* [Description of the task] Could you copy out, character for character, every line of the data below from its very first line down to the line containing "- scope-header-left: 2 5.00V: [290, 376, 315, 383]", with both of those lines included?

(Listings of boxed layout items)
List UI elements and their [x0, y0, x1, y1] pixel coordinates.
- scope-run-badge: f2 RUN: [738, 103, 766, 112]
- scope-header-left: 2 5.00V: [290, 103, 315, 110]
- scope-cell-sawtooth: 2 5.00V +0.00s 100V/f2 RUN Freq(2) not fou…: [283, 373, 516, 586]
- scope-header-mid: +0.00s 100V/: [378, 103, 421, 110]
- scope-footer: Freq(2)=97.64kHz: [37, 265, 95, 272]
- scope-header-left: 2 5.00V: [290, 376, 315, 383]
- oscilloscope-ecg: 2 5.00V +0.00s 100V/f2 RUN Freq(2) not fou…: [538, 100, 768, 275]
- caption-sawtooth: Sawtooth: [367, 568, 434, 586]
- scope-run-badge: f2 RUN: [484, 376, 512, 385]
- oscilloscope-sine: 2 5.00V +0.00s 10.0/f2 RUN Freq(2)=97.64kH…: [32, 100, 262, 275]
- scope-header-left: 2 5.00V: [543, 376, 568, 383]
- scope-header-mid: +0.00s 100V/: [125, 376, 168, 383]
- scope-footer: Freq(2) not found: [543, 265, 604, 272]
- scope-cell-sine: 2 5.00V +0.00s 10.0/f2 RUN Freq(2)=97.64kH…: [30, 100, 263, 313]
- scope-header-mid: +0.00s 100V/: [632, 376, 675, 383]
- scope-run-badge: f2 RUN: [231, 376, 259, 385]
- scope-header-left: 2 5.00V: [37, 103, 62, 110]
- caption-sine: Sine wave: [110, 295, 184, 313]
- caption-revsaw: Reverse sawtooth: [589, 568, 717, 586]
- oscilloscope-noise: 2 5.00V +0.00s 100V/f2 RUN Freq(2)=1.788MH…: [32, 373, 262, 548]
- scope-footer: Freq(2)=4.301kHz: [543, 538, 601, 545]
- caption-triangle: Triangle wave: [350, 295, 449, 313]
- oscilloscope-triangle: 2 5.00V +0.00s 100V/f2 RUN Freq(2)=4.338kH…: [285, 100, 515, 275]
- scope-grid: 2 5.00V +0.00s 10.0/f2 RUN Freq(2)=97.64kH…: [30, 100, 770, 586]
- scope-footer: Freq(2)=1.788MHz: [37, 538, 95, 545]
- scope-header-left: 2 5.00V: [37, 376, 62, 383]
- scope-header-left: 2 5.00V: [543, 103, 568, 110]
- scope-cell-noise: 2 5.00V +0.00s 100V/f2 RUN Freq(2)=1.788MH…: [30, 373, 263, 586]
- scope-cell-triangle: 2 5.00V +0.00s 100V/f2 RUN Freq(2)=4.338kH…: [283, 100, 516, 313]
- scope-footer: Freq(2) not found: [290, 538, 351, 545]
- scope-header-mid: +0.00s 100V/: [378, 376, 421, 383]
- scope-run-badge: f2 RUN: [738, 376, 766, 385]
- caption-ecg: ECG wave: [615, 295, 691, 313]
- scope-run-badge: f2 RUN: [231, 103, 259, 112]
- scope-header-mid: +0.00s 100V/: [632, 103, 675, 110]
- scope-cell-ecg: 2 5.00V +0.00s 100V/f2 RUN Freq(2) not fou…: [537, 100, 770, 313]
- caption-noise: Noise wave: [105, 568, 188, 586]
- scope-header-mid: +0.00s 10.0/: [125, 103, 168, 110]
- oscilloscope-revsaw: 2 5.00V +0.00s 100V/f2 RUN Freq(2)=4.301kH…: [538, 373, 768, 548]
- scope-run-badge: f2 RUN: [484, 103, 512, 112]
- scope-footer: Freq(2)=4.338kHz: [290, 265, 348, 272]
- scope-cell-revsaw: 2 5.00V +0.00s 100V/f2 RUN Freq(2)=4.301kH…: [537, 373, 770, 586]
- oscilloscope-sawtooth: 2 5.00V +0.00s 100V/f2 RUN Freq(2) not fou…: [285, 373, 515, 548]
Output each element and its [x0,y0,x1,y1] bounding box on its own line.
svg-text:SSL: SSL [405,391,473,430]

* [Task solution]
List UI elements and their [x0, y0, x1, y1] pixel coordinates.
- scope-run-badge: f2 RUN: [738, 103, 766, 112]
- scope-header-left: 2 5.00V: [290, 103, 315, 110]
- scope-cell-sawtooth: 2 5.00V +0.00s 100V/f2 RUN Freq(2) not fou…: [283, 373, 516, 586]
- scope-header-mid: +0.00s 100V/: [378, 103, 421, 110]
- scope-footer: Freq(2)=97.64kHz: [37, 265, 95, 272]
- scope-header-left: 2 5.00V: [290, 376, 315, 383]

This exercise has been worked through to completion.